**Excerpt from a dataset**
★ ★ ★ ★

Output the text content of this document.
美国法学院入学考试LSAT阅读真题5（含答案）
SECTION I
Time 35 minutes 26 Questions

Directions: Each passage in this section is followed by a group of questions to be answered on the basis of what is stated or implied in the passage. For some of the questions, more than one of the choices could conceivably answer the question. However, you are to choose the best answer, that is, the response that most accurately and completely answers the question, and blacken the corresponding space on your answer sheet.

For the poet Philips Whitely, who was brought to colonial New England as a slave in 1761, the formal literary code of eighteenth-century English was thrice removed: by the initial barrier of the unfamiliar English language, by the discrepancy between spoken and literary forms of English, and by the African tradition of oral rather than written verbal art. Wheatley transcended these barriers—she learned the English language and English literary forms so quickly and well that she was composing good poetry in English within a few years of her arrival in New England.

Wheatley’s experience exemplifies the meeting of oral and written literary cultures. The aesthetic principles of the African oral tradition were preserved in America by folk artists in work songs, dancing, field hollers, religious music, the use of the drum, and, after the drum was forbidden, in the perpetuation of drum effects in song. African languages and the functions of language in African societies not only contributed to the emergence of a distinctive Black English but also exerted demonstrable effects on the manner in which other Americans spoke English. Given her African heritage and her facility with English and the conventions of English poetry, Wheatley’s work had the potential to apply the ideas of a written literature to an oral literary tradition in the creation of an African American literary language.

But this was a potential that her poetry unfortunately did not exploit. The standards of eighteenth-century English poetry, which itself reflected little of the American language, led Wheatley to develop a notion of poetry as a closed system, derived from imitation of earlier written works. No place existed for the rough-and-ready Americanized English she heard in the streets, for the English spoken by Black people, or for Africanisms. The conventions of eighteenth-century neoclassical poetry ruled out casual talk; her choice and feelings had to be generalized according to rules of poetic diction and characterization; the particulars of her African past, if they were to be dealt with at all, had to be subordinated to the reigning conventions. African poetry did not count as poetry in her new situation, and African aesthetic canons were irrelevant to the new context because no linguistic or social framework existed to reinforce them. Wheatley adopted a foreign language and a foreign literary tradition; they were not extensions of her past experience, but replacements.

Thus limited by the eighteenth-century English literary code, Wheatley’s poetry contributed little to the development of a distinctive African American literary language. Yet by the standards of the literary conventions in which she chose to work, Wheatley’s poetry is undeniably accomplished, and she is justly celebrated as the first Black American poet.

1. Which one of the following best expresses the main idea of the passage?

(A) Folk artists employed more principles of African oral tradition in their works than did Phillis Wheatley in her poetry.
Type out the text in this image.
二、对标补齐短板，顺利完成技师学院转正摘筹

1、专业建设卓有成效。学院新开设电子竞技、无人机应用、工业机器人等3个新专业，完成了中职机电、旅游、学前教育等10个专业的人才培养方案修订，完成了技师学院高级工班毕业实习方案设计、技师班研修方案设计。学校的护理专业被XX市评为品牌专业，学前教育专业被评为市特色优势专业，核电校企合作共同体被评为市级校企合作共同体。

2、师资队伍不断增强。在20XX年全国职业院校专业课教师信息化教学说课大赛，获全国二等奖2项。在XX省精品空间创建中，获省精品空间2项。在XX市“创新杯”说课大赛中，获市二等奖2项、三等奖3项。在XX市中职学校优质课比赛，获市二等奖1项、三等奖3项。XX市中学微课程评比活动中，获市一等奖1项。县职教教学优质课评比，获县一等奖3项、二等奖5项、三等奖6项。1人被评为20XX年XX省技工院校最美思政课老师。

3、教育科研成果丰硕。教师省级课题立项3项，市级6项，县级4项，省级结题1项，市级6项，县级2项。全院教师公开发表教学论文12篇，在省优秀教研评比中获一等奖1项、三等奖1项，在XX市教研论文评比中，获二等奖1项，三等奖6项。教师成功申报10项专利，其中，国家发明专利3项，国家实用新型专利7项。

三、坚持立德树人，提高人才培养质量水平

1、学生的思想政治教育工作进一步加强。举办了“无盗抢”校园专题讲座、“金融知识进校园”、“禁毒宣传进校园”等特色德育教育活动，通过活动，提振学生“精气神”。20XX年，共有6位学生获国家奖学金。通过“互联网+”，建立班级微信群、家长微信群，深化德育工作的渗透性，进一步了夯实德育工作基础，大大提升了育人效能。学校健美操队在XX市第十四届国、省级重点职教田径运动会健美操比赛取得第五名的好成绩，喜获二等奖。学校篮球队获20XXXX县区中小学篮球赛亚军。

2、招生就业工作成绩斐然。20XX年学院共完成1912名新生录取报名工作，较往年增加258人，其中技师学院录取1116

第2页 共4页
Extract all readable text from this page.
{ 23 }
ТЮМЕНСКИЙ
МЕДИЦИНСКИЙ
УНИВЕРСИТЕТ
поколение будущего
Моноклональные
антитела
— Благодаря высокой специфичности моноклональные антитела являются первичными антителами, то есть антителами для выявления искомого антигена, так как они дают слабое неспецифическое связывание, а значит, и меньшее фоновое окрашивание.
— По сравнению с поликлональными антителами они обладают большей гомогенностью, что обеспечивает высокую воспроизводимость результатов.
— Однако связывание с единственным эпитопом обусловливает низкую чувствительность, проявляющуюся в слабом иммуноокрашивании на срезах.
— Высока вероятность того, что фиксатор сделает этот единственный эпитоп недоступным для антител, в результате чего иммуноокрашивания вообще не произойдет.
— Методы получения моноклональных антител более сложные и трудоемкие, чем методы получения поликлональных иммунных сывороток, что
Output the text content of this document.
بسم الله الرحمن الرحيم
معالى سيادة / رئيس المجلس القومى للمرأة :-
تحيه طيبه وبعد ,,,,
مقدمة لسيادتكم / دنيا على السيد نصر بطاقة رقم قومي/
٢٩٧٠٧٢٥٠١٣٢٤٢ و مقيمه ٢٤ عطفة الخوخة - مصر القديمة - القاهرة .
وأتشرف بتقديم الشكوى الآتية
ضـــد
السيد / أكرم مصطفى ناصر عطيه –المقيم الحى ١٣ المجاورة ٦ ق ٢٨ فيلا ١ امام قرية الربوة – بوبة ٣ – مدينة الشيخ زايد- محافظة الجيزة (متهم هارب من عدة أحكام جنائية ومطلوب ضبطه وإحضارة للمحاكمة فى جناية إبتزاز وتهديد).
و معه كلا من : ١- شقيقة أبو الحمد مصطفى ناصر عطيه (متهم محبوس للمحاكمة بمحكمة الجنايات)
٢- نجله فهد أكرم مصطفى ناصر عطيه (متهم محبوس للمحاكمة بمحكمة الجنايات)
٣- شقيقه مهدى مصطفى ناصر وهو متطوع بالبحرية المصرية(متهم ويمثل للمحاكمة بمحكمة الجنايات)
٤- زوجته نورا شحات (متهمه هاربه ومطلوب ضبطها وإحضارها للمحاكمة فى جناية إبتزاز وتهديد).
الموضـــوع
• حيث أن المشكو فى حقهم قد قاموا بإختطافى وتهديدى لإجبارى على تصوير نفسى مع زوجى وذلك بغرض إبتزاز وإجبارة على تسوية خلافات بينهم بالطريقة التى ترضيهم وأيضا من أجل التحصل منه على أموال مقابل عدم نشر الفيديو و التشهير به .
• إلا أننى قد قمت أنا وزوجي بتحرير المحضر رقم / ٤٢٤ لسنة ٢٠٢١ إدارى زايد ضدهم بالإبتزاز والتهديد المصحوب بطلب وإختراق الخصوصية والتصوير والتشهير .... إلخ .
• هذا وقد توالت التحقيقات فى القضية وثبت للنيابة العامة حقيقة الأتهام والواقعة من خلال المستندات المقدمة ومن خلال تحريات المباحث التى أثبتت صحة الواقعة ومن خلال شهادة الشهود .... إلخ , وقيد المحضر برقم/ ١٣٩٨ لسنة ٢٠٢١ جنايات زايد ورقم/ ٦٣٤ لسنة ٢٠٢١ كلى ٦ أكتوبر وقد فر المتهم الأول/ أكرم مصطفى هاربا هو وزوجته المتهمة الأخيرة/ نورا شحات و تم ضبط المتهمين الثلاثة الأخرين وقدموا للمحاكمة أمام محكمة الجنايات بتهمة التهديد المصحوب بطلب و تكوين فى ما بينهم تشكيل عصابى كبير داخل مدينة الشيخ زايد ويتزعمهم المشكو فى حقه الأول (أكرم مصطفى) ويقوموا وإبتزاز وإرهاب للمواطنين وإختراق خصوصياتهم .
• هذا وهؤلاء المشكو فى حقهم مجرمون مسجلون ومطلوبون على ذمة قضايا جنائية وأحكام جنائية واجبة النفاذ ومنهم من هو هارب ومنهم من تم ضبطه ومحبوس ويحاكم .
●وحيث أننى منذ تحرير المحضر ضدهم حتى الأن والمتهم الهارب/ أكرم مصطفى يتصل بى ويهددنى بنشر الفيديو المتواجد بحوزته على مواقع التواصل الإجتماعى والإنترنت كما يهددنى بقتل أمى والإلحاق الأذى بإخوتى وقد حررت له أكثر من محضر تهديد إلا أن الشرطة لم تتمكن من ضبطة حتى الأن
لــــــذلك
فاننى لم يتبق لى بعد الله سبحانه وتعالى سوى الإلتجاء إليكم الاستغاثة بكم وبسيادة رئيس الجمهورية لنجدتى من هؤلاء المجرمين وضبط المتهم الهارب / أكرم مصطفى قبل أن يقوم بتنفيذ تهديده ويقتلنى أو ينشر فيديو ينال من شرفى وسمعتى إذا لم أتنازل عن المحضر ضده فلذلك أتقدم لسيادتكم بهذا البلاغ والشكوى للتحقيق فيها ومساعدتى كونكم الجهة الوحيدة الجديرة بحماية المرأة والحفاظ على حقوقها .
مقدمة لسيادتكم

★ ★ ★ ★

**SHORT EXERCISE**
What is the number of lines holding the word "связывание"? State it alone.

**TASK RESPONSE**
2